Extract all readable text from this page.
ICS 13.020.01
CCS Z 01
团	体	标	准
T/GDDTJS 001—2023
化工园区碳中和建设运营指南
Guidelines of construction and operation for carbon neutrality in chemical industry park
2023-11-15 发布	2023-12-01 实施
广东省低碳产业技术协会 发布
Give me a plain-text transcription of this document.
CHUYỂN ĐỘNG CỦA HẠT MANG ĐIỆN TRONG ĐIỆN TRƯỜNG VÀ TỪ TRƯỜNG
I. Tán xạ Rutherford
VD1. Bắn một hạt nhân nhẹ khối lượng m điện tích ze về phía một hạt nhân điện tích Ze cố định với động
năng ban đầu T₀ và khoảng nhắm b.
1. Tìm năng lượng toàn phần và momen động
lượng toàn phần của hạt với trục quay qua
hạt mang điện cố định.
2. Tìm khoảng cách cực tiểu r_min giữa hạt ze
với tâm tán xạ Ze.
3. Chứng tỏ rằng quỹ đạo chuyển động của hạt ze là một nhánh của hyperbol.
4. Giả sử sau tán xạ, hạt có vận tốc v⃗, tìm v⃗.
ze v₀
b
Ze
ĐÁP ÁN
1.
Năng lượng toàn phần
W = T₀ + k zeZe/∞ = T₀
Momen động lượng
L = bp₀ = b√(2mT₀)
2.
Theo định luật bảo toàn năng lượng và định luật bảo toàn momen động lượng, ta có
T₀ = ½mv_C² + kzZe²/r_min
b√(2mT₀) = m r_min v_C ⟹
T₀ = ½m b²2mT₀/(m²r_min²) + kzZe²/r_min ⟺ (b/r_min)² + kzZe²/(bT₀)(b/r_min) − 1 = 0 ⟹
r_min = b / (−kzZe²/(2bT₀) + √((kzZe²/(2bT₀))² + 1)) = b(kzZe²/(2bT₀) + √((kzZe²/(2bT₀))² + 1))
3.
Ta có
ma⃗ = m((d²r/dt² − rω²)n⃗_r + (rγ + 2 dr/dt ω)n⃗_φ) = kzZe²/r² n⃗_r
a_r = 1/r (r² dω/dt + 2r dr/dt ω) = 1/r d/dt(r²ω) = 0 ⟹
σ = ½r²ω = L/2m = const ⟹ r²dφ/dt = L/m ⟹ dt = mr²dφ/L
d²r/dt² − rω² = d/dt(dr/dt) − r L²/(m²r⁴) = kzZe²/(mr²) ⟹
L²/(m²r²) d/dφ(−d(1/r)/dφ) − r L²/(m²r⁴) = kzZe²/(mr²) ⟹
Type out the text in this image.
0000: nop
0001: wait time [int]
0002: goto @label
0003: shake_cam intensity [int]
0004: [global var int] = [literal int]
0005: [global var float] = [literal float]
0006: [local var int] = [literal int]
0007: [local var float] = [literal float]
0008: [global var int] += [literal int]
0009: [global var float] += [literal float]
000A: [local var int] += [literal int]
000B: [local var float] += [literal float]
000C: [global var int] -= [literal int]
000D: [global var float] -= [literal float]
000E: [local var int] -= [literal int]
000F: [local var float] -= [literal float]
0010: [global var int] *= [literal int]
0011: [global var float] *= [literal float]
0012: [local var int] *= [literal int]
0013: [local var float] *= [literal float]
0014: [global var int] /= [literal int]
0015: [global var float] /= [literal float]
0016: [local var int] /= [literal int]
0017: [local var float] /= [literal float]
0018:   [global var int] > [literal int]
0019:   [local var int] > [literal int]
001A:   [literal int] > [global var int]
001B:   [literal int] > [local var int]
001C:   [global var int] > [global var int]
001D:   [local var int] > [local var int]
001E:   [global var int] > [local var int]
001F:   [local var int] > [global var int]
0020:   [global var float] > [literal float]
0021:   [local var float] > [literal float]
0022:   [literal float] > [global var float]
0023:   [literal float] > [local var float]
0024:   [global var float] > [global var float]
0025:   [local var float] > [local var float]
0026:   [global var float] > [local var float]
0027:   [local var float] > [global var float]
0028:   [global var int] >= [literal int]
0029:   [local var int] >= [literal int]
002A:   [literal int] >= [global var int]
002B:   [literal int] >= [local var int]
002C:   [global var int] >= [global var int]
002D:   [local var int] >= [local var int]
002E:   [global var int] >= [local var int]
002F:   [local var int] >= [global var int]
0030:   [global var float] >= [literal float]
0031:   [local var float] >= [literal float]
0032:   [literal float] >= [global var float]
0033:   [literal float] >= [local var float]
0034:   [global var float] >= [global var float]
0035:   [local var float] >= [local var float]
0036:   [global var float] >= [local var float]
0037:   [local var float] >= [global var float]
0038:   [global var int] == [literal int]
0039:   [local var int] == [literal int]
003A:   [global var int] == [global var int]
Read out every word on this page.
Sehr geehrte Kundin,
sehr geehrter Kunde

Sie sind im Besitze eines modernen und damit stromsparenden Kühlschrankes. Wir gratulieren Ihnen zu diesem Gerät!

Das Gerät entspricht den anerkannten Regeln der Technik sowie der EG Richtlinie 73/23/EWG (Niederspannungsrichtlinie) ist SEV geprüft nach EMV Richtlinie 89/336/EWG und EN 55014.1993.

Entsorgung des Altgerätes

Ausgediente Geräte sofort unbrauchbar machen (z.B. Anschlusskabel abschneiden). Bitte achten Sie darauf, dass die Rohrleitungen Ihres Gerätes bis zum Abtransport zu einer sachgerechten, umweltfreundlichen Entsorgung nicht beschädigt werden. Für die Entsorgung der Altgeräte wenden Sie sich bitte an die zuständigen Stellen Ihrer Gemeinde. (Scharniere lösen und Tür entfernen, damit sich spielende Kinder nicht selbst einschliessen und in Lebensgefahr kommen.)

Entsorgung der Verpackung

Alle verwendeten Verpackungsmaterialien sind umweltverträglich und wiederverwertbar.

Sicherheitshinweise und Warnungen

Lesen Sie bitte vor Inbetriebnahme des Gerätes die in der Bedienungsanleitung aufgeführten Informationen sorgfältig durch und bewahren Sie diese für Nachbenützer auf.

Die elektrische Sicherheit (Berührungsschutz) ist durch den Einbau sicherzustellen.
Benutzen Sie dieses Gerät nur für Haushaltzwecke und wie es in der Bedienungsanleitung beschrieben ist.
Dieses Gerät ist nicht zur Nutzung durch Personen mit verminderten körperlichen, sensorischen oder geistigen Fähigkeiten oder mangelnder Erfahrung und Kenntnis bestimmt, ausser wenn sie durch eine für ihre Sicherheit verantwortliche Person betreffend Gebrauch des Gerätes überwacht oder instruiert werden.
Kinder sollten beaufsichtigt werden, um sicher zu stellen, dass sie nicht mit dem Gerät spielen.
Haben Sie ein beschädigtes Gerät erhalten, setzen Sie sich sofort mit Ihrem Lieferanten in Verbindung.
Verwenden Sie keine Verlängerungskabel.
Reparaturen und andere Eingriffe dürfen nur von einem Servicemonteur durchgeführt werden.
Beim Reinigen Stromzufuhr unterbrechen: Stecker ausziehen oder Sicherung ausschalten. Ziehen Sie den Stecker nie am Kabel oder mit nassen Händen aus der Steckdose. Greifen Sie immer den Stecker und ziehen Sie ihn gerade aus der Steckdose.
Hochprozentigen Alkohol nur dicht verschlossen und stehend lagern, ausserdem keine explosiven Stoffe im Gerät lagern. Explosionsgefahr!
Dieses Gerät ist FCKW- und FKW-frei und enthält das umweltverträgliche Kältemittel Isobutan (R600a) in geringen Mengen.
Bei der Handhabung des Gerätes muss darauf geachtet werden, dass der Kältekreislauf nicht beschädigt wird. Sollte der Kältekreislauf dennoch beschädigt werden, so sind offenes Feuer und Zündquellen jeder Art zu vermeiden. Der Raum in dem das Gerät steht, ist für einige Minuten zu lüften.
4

=== GIVEN REQUEST ===
Write out each line of the data that holds the string "m²r⁴".

=== REPLY TO THE EXERCISE ===
d²r/dt² − rω² = d/dt(dr/dt) − r L²/(m²r⁴) = kzZe²/(mr²) ⟹
L²/(m²r²) d/dφ(−d(1/r)/dφ) − r L²/(m²r⁴) = kzZe²/(mr²) ⟹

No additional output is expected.